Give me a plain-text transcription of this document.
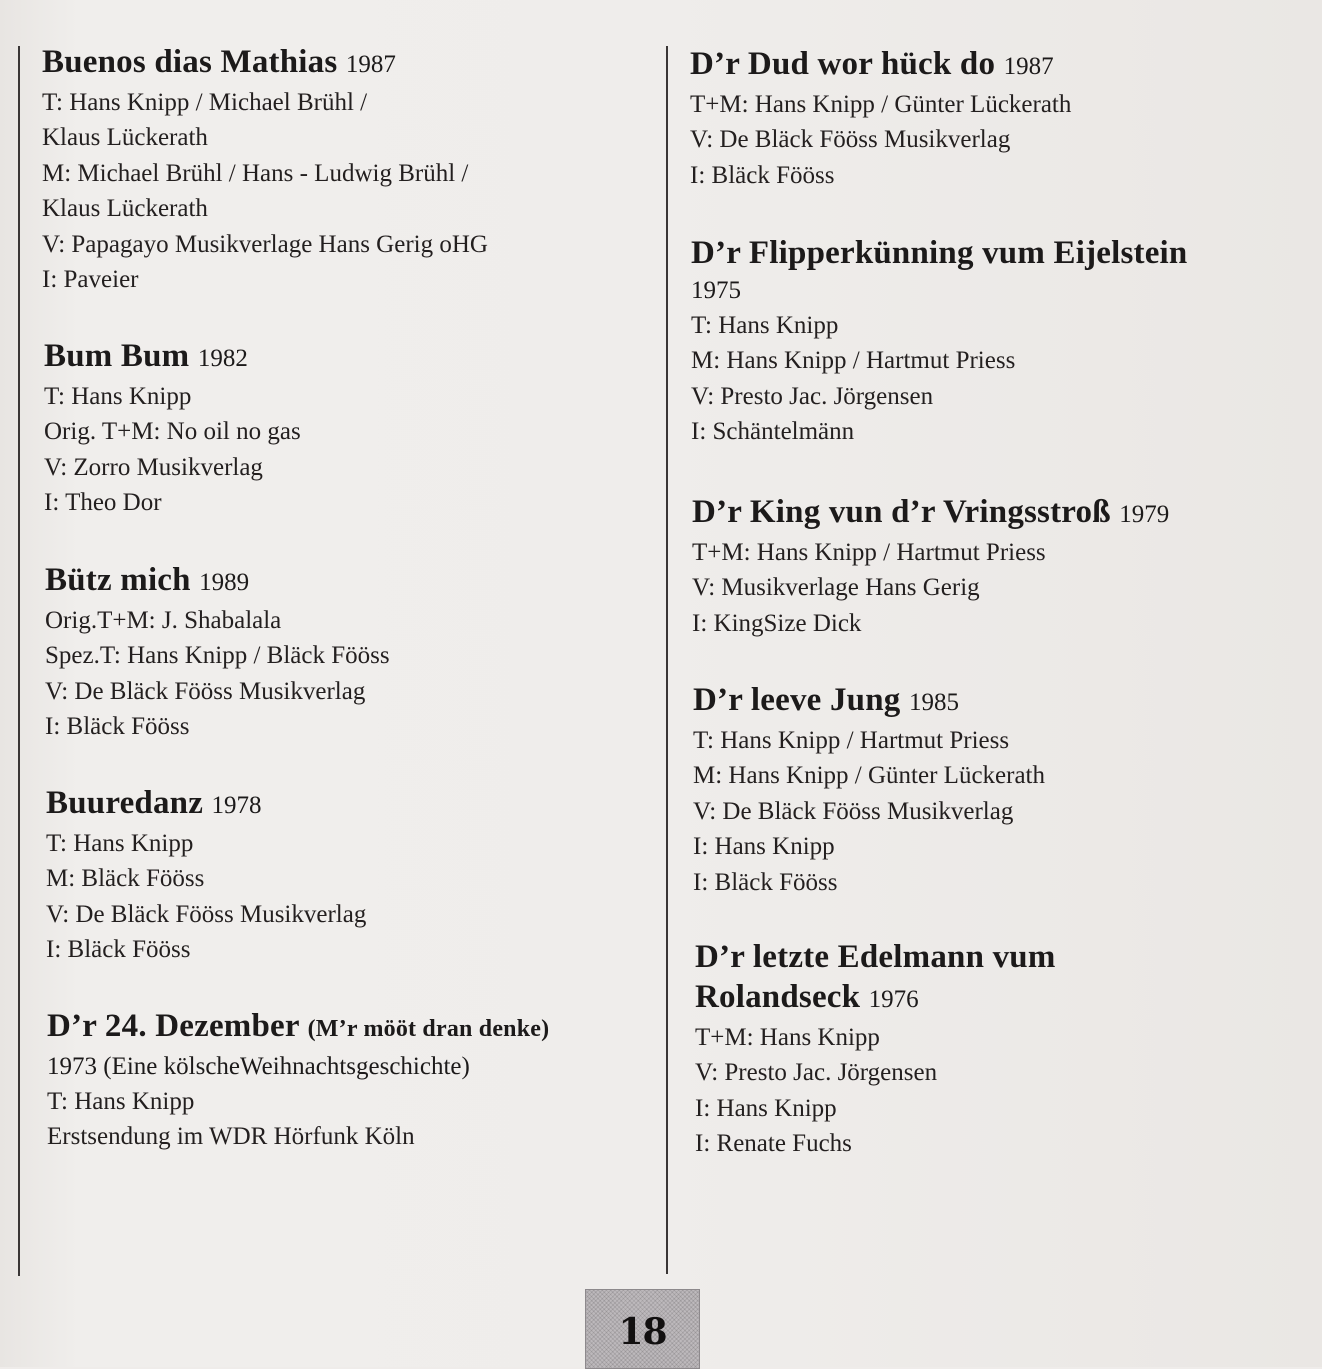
Buenos dias Mathias 1987
T: Hans Knipp / Michael Brühl /
Klaus Lückerath
M: Michael Brühl / Hans - Ludwig Brühl /
Klaus Lückerath
V: Papagayo Musikverlage Hans Gerig oHG
I: Paveier
Bum Bum 1982
T: Hans Knipp
Orig. T+M: No oil no gas
V: Zorro Musikverlag
I: Theo Dor
Bütz mich 1989
Orig.T+M: J. Shabalala
Spez.T: Hans Knipp / Bläck Fööss
V: De Bläck Fööss Musikverlag
I: Bläck Fööss
Buuredanz 1978
T: Hans Knipp
M: Bläck Fööss
V: De Bläck Fööss Musikverlag
I: Bläck Fööss
D’r 24. Dezember (M’r mööt dran denke)
1973 (Eine kölscheWeihnachtsgeschichte)
T: Hans Knipp
Erstsendung im WDR Hörfunk Köln
D’r Dud wor hück do 1987
T+M: Hans Knipp / Günter Lückerath
V: De Bläck Fööss Musikverlag
I: Bläck Fööss
D’r Flipperkünning vum Eijelstein
1975
T: Hans Knipp
M: Hans Knipp / Hartmut Priess
V: Presto Jac. Jörgensen
I: Schäntelmänn
D’r King vun d’r Vringsstroß 1979
T+M: Hans Knipp / Hartmut Priess
V: Musikverlage Hans Gerig
I: KingSize Dick
D’r leeve Jung 1985
T: Hans Knipp / Hartmut Priess
M: Hans Knipp / Günter Lückerath
V: De Bläck Fööss Musikverlag
I: Hans Knipp
I: Bläck Fööss
D’r letzte Edelmann vum
Rolandseck 1976
T+M: Hans Knipp
V: Presto Jac. Jörgensen
I: Hans Knipp
I: Renate Fuchs
18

[STATED EXERCISE] Print all entries exactly. The images do not belong in the copy.

[THE REPLY]
Give me a plain-text transcription of this document.
Buenos dias Mathias 1987
T: Hans Knipp / Michael Brühl /
Klaus Lückerath
M: Michael Brühl / Hans - Ludwig Brühl /
Klaus Lückerath
V: Papagayo Musikverlage Hans Gerig oHG
I: Paveier
Bum Bum 1982
T: Hans Knipp
Orig. T+M: No oil no gas
V: Zorro Musikverlag
I: Theo Dor
Bütz mich 1989
Orig.T+M: J. Shabalala
Spez.T: Hans Knipp / Bläck Fööss
V: De Bläck Fööss Musikverlag
I: Bläck Fööss
Buuredanz 1978
T: Hans Knipp
M: Bläck Fööss
V: De Bläck Fööss Musikverlag
I: Bläck Fööss
D’r 24. Dezember (M’r mööt dran denke)
1973 (Eine kölscheWeihnachtsgeschichte)
T: Hans Knipp
Erstsendung im WDR Hörfunk Köln
D’r Dud wor hück do 1987
T+M: Hans Knipp / Günter Lückerath
V: De Bläck Fööss Musikverlag
I: Bläck Fööss
D’r Flipperkünning vum Eijelstein
1975
T: Hans Knipp
M: Hans Knipp / Hartmut Priess
V: Presto Jac. Jörgensen
I: Schäntelmänn
D’r King vun d’r Vringsstroß 1979
T+M: Hans Knipp / Hartmut Priess
V: Musikverlage Hans Gerig
I: KingSize Dick
D’r leeve Jung 1985
T: Hans Knipp / Hartmut Priess
M: Hans Knipp / Günter Lückerath
V: De Bläck Fööss Musikverlag
I: Hans Knipp
I: Bläck Fööss
D’r letzte Edelmann vum
Rolandseck 1976
T+M: Hans Knipp
V: Presto Jac. Jörgensen
I: Hans Knipp
I: Renate Fuchs
18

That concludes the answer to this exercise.